**OBJECTIFS**:
1. Réécrivez le passage du billet adressé à Alain Juppé qui commence par "Par Elabadila Chbihna" et se poursuit jusqu'à "juger avec précipitation.", en remplaçant "dictature" par "tyrannie".
2. Poursuivez le billet adressé à Alain Juppé sur la monarchie marocaine à partir de sa dernière phrase.

**TEXTE FOURNI**:
== == ==
Billet pour M. Alain Juppé ministre d’Etat, ministre des Affaires étrangères et européennes français.

Par Elabadila Chbihna ,lakome, 19/3/2011

Dans votre intervention, du 17 mars 2011, devant le Conseil de sécurité des Nations Unies au sujet des évènements tragiques que connait le peuple libyen dans sa lutte contre l'absolutisme et la dictature, vous avez déclaré que « Au Maroc, dans un discours courageux et visionnaire, le roi Mohamed VI a annoncé la mise en place d’une monarchie constitutionnelle. »

M. le Ministre, le Maroc est une "monarchie constitutionnelle" depuis la constitution de 1962, mais selon une tradition absolutiste bien marocaine. Contrairement aux monarchies constitutionnelles modernes, au Maroc la constitution ne limite pas les pouvoirs du Roi. Au contraire, elle les rend absolus. Votre lapsus est plus que bienvenu. Il montre à quel point vous êtes éloignés de nos réalités mais vous persistez, à l'instar de votre prédécesseur, à les juger avec précipitation.
== == ==
**LIGNES DE DONNÉES**:
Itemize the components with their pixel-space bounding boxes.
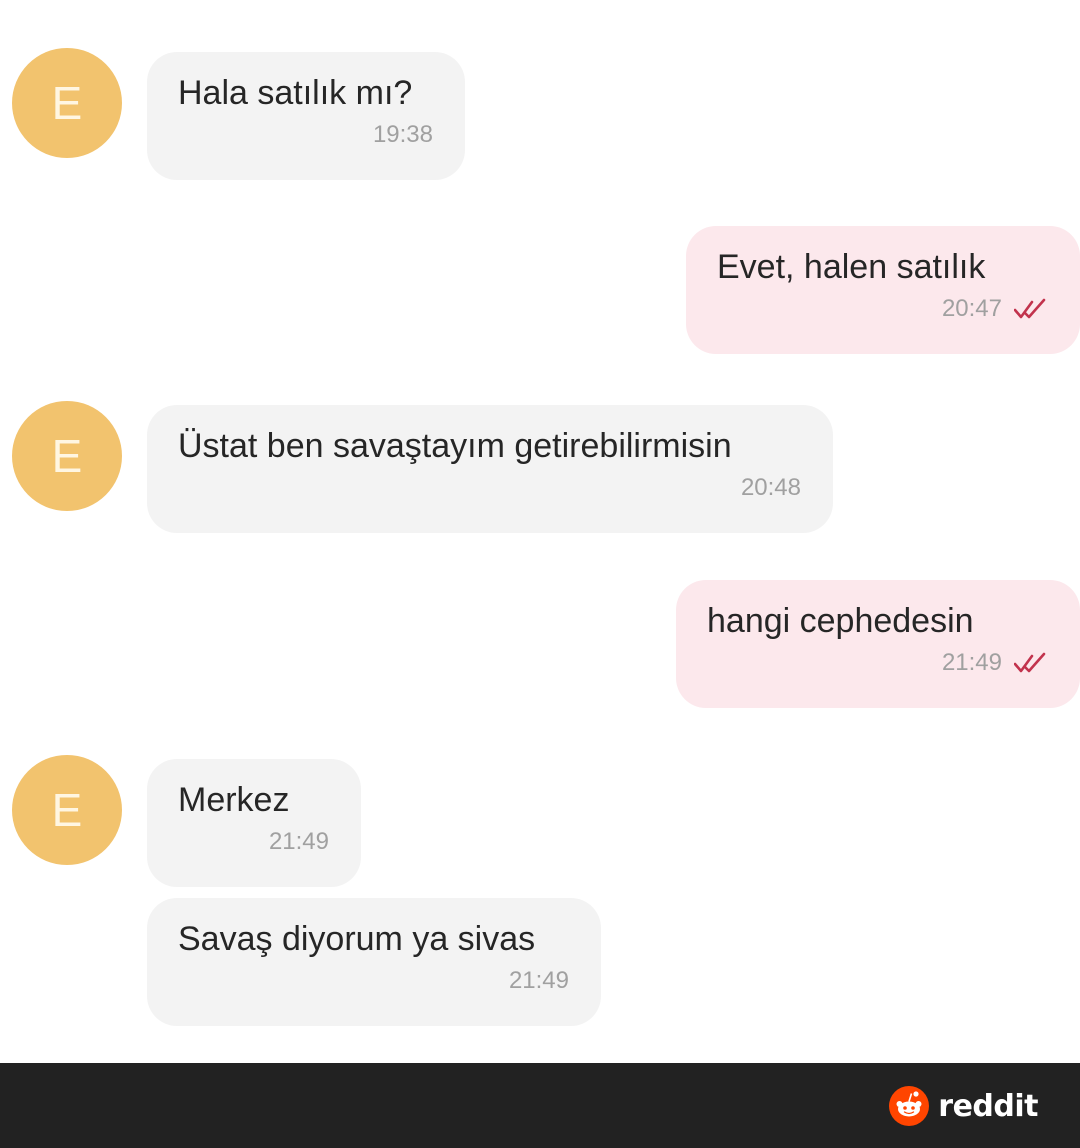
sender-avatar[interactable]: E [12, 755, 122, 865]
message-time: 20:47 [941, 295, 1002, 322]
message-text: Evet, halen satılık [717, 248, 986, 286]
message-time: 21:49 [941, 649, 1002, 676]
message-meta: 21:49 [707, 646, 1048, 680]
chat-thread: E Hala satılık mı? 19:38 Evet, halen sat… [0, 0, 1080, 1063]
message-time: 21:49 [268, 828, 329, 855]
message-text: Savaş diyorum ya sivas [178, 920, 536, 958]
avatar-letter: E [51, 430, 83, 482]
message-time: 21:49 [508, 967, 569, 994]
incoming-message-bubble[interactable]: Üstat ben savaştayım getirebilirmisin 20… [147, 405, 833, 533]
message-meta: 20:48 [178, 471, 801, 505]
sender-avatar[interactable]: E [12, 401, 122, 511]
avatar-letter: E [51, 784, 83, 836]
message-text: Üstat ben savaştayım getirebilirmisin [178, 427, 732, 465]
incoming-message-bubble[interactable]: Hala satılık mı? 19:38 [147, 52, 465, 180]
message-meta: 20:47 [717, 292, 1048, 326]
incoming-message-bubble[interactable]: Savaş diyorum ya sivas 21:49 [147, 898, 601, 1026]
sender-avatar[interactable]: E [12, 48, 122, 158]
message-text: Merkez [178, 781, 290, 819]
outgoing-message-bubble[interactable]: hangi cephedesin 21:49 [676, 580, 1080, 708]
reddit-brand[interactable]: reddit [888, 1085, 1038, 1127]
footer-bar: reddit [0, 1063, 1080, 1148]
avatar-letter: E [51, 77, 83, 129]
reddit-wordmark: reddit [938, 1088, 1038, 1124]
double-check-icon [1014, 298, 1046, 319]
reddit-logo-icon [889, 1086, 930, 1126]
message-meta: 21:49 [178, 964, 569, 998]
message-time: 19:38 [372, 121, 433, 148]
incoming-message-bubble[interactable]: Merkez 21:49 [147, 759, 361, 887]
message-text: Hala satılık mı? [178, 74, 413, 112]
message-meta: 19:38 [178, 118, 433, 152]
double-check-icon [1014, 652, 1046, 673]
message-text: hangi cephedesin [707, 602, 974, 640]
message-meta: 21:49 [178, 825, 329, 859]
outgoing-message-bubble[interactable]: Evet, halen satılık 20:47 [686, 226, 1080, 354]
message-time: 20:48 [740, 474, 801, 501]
== == ==
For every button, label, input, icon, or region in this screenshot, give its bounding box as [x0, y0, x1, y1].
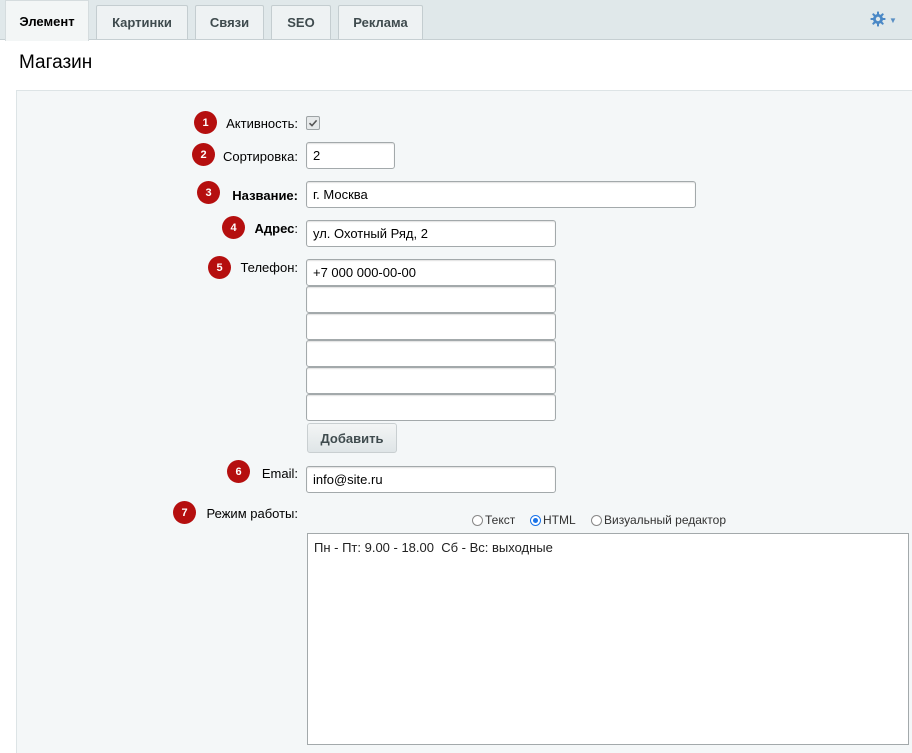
== == ==
**CORRIGÉ DE L'EXERCICE**:
1.
Par Elabadila Chbihna ,lakome, 19/3/2011

Dans votre intervention, du 17 mars 2011, devant le Conseil de sécurité des Nations Unies au sujet des évènements tragiques que connait le peuple libyen dans sa lutte contre l'absolutisme et la tyrannie, vous avez déclaré que « Au Maroc, dans un discours courageux et visionnaire, le roi Mohamed VI a annoncé la mise en place d’une monarchie constitutionnelle. »

M. le Ministre, le Maroc est une "monarchie constitutionnelle" depuis la constitution de 1962, mais selon une tradition absolutiste bien marocaine. Contrairement aux monarchies constitutionnelles modernes, au Maroc la constitution ne limite pas les pouvoirs du Roi. Au contraire, elle les rend absolus. Votre lapsus est plus que bienvenu. Il montre à quel point vous êtes éloignés de nos réalités mais vous persistez, à l'instar de votre prédécesseur, à les juger avec précipitation.

2.
M. le Ministre, les revendications politiques du mouvement du 20 février, auxquels le discours royal n'a pas répondu malgré l'effet d'annonce duquel il a bénéficié, sont simples et bien claires. Concernant la monarchie, le mouvement revendique l’abolition de la sacralisation de la personne du Roi (Article 23 de la Constitution de 1996), l’abolition du pouvoir absolu conféré au Roi (Article 19 de la constitution de 1996) , l’abolition des pouvoirs opérationnels étendus et détaillés sur tous les processus de la décision publique desquels jouit le Roi sans partage (dans l’ordre : Articles 30, 31, 24, 62, 25, 66, 67, 68, 69, 70, 71 et 72 de la Constitution de 1996 ) pour ne citer que ceux là. Le discours royal, auquel vous faites allusion, versait tantôt dans les détails, tantôt dans le flou. Il traite avec détail quand il s’agit de rendre constitutionnel le « Conseil de Gouvernement » qui n’a aucune autorité et présidé par le premier ministre au lieu du « Conseil des Ministres » qui a toute l’autorité sur les affaires de l’Etat présidé par le Roi. Il est flou quand il s'agit de l’application des recommandations de l’Instance Équité et Réconciliation (IER), en parlant de « recommandations judicieuses de l'IER ». Il reste ambigu aussi en traitant de la souveraineté de la nation au lieu de celle du peuple, dans l'actuelle Constitution le Roi est le représentant suprême de la nation (Article 19 de la Constitution de 1996).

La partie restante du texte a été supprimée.